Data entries
· · ·

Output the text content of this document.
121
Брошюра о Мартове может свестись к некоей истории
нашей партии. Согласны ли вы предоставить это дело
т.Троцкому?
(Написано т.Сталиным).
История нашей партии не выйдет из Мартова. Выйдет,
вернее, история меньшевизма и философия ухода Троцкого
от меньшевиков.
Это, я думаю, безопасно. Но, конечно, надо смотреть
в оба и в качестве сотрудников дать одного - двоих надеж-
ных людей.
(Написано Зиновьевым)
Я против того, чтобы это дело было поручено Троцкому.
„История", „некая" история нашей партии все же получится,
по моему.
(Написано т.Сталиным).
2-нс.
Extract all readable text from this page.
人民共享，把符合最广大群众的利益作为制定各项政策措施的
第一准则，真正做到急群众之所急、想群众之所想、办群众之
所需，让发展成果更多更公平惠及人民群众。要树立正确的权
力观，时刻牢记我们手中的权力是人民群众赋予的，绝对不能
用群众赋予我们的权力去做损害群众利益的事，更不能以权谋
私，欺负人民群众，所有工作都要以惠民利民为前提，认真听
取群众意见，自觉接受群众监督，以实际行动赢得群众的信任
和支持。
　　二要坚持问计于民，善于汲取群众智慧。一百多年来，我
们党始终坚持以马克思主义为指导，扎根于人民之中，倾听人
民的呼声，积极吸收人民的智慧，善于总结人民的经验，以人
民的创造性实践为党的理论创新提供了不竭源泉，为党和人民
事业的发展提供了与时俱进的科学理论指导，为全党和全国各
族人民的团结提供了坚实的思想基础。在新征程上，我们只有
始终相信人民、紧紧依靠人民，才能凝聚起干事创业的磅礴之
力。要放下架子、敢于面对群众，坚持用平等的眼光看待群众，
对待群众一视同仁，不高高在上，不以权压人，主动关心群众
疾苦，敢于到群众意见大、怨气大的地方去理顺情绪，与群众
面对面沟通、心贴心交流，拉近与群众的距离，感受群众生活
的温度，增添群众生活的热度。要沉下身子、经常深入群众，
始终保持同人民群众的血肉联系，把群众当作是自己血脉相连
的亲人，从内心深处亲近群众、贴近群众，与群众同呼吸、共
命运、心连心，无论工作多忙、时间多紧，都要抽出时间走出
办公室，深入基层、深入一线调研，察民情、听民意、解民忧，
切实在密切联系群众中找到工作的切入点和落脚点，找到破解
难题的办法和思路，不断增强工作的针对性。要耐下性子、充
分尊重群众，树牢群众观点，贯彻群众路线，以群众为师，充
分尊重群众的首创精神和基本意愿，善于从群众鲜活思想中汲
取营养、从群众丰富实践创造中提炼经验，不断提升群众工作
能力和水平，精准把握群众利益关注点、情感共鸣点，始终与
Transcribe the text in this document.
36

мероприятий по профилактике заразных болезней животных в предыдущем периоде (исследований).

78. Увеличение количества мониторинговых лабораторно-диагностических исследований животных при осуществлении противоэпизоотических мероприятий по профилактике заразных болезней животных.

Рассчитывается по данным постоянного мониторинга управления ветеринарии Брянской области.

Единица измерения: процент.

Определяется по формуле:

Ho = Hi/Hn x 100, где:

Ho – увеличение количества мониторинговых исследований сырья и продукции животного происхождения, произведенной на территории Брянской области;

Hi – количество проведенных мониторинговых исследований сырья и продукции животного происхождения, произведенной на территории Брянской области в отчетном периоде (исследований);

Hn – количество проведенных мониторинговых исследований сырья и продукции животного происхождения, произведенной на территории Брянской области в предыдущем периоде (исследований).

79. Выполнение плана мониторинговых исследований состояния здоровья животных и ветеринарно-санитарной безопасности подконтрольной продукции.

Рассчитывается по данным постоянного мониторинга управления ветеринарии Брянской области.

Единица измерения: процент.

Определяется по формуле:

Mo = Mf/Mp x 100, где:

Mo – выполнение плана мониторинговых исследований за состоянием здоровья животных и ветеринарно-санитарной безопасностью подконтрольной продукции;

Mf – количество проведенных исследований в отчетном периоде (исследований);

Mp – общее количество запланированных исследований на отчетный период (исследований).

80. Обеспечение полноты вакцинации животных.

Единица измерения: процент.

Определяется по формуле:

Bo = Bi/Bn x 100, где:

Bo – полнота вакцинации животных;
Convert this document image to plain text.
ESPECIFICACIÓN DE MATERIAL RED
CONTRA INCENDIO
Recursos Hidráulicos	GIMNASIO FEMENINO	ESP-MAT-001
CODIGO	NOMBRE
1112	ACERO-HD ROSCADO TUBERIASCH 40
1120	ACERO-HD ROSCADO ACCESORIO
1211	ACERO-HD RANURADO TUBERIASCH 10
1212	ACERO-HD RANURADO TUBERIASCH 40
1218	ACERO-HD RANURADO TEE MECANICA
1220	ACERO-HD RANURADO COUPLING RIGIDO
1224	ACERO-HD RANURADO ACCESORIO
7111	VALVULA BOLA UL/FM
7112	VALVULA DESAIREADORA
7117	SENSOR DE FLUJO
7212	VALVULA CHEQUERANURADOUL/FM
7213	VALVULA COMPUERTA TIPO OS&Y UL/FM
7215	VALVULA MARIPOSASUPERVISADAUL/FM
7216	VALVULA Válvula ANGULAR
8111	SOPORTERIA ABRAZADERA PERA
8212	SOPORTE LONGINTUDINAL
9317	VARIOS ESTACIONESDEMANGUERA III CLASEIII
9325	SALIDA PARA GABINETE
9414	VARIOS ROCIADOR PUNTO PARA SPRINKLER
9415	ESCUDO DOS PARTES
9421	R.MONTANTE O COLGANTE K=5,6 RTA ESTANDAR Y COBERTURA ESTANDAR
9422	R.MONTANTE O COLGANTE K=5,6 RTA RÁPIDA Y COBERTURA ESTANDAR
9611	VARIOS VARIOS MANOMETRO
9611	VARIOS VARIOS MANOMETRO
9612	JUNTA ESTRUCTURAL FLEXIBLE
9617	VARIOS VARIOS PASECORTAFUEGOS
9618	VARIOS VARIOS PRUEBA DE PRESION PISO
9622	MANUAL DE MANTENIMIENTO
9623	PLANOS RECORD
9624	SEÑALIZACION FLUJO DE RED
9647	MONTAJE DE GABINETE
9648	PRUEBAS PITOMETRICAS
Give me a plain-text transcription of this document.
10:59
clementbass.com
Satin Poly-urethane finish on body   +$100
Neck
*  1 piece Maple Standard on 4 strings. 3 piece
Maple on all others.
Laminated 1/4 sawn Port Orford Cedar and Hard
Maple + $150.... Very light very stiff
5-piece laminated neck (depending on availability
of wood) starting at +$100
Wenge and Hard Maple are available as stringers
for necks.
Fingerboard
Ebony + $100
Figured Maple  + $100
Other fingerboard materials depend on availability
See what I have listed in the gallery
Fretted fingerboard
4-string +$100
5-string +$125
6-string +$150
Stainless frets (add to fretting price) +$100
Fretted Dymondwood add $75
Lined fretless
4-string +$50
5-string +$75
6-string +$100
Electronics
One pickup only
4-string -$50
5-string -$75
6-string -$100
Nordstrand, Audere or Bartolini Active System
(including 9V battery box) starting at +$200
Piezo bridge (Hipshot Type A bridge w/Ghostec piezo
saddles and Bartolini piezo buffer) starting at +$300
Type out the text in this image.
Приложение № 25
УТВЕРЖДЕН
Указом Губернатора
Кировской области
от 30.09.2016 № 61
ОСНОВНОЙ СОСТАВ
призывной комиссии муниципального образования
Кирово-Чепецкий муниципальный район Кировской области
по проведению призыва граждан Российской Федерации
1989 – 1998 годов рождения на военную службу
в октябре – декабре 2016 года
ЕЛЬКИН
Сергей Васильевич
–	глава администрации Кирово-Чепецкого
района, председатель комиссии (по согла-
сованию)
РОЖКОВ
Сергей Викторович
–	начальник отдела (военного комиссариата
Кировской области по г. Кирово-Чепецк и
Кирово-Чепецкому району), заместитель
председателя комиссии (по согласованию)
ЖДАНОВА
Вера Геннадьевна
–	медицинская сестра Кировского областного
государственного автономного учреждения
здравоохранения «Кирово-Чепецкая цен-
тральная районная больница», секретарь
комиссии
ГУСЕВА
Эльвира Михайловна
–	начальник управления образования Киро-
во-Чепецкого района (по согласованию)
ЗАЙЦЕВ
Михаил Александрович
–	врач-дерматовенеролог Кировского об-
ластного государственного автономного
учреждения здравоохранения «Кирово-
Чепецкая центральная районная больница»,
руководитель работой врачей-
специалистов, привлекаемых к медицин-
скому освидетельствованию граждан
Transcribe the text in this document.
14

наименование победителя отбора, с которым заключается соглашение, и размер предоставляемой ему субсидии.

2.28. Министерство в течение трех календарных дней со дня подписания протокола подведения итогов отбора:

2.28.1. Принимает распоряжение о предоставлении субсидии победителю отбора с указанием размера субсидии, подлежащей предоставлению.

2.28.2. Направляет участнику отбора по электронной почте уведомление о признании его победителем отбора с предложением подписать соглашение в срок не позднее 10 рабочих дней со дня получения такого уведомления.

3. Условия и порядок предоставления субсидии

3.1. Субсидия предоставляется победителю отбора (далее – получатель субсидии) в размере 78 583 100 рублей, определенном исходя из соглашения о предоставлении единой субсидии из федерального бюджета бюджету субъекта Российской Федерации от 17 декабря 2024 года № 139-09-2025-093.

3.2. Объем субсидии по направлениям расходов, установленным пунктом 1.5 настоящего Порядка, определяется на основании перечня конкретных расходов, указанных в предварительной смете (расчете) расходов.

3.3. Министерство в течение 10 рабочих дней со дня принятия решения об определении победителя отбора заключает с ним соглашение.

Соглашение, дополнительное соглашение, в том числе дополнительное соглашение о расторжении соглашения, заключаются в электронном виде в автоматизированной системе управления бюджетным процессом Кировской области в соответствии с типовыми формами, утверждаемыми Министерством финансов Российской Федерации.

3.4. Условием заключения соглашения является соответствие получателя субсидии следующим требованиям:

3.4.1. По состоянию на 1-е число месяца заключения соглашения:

· · ·

INSTRUCTIONS FOR THE TASK » Go through the listing above and report how many of its lines contain the word "района", with only the number as output.

FULL RESPONSE » 2